▶ _DIRECTIONS FOR THIS TASK_:
Produce the listing below again, exactly as shown.

▶ _SUPPLIED DATA_:
=-=-=-=-=

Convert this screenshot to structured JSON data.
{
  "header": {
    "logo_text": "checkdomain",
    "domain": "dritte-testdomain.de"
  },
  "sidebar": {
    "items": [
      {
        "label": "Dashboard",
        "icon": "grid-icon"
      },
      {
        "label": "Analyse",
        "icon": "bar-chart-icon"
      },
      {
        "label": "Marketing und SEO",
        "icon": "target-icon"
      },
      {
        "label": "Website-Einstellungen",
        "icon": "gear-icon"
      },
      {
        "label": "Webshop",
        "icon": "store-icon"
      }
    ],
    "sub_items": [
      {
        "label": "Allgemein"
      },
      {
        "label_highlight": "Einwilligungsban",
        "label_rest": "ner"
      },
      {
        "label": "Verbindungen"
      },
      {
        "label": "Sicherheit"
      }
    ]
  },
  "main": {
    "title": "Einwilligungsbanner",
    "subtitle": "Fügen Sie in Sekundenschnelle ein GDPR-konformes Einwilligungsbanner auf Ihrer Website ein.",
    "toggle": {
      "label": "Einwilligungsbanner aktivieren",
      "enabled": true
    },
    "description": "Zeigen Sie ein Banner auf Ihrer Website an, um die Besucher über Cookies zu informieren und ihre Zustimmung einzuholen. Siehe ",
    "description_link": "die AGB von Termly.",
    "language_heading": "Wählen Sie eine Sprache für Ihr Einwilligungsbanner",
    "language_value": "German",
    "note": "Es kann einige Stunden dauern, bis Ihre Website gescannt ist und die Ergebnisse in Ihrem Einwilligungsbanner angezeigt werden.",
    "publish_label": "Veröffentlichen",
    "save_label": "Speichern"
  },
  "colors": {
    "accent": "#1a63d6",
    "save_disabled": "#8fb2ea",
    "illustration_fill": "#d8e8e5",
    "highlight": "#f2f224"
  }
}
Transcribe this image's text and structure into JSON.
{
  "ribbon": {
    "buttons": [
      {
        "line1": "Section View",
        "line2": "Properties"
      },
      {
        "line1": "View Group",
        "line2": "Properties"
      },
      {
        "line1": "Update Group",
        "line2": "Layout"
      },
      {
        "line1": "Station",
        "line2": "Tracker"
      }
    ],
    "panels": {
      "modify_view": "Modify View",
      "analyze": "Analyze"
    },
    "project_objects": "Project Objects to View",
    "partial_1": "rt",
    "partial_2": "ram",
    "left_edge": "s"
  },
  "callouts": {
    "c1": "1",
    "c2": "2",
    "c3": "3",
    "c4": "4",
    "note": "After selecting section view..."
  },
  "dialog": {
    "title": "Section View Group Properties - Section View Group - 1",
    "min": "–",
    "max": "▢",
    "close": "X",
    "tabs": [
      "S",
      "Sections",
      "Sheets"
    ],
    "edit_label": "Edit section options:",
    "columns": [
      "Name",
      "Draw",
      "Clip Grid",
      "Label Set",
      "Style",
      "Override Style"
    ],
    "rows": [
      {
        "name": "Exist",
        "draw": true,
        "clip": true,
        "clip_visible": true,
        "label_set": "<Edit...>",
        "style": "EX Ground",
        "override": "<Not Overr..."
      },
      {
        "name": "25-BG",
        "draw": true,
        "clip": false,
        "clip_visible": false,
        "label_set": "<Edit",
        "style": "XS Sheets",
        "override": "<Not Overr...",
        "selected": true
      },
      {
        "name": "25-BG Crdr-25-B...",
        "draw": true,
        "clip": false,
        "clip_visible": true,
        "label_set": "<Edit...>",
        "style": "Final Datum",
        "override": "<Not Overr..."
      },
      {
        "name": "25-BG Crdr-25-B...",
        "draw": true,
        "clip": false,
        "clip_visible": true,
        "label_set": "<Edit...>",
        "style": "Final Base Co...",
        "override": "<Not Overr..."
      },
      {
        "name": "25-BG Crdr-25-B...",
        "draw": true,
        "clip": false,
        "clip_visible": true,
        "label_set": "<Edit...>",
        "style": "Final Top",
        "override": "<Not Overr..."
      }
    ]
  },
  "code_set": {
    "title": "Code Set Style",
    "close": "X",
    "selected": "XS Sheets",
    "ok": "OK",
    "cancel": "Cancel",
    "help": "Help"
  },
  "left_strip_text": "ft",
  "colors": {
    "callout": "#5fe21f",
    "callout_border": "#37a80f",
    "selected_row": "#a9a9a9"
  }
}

=-=-=-=-=

▶ _EXERCISE ANSWER_:
Convert this screenshot to structured JSON data.
{
  "header": {
    "logo_text": "checkdomain",
    "domain": "dritte-testdomain.de"
  },
  "sidebar": {
    "items": [
      {
        "label": "Dashboard",
        "icon": "grid-icon"
      },
      {
        "label": "Analyse",
        "icon": "bar-chart-icon"
      },
      {
        "label": "Marketing und SEO",
        "icon": "target-icon"
      },
      {
        "label": "Website-Einstellungen",
        "icon": "gear-icon"
      },
      {
        "label": "Webshop",
        "icon": "store-icon"
      }
    ],
    "sub_items": [
      {
        "label": "Allgemein"
      },
      {
        "label_highlight": "Einwilligungsban",
        "label_rest": "ner"
      },
      {
        "label": "Verbindungen"
      },
      {
        "label": "Sicherheit"
      }
    ]
  },
  "main": {
    "title": "Einwilligungsbanner",
    "subtitle": "Fügen Sie in Sekundenschnelle ein GDPR-konformes Einwilligungsbanner auf Ihrer Website ein.",
    "toggle": {
      "label": "Einwilligungsbanner aktivieren",
      "enabled": true
    },
    "description": "Zeigen Sie ein Banner auf Ihrer Website an, um die Besucher über Cookies zu informieren und ihre Zustimmung einzuholen. Siehe ",
    "description_link": "die AGB von Termly.",
    "language_heading": "Wählen Sie eine Sprache für Ihr Einwilligungsbanner",
    "language_value": "German",
    "note": "Es kann einige Stunden dauern, bis Ihre Website gescannt ist und die Ergebnisse in Ihrem Einwilligungsbanner angezeigt werden.",
    "publish_label": "Veröffentlichen",
    "save_label": "Speichern"
  },
  "colors": {
    "accent": "#1a63d6",
    "save_disabled": "#8fb2ea",
    "illustration_fill": "#d8e8e5",
    "highlight": "#f2f224"
  }
}
Transcribe this image's text and structure into JSON.
{
  "ribbon": {
    "buttons": [
      {
        "line1": "Section View",
        "line2": "Properties"
      },
      {
        "line1": "View Group",
        "line2": "Properties"
      },
      {
        "line1": "Update Group",
        "line2": "Layout"
      },
      {
        "line1": "Station",
        "line2": "Tracker"
      }
    ],
    "panels": {
      "modify_view": "Modify View",
      "analyze": "Analyze"
    },
    "project_objects": "Project Objects to View",
    "partial_1": "rt",
    "partial_2": "ram",
    "left_edge": "s"
  },
  "callouts": {
    "c1": "1",
    "c2": "2",
    "c3": "3",
    "c4": "4",
    "note": "After selecting section view..."
  },
  "dialog": {
    "title": "Section View Group Properties - Section View Group - 1",
    "min": "–",
    "max": "▢",
    "close": "X",
    "tabs": [
      "S",
      "Sections",
      "Sheets"
    ],
    "edit_label": "Edit section options:",
    "columns": [
      "Name",
      "Draw",
      "Clip Grid",
      "Label Set",
      "Style",
      "Override Style"
    ],
    "rows": [
      {
        "name": "Exist",
        "draw": true,
        "clip": true,
        "clip_visible": true,
        "label_set": "<Edit...>",
        "style": "EX Ground",
        "override": "<Not Overr..."
      },
      {
        "name": "25-BG",
        "draw": true,
        "clip": false,
        "clip_visible": false,
        "label_set": "<Edit",
        "style": "XS Sheets",
        "override": "<Not Overr...",
        "selected": true
      },
      {
        "name": "25-BG Crdr-25-B...",
        "draw": true,
        "clip": false,
        "clip_visible": true,
        "label_set": "<Edit...>",
        "style": "Final Datum",
        "override": "<Not Overr..."
      },
      {
        "name": "25-BG Crdr-25-B...",
        "draw": true,
        "clip": false,
        "clip_visible": true,
        "label_set": "<Edit...>",
        "style": "Final Base Co...",
        "override": "<Not Overr..."
      },
      {
        "name": "25-BG Crdr-25-B...",
        "draw": true,
        "clip": false,
        "clip_visible": true,
        "label_set": "<Edit...>",
        "style": "Final Top",
        "override": "<Not Overr..."
      }
    ]
  },
  "code_set": {
    "title": "Code Set Style",
    "close": "X",
    "selected": "XS Sheets",
    "ok": "OK",
    "cancel": "Cancel",
    "help": "Help"
  },
  "left_strip_text": "ft",
  "colors": {
    "callout": "#5fe21f",
    "callout_border": "#37a80f",
    "selected_row": "#a9a9a9"
  }
}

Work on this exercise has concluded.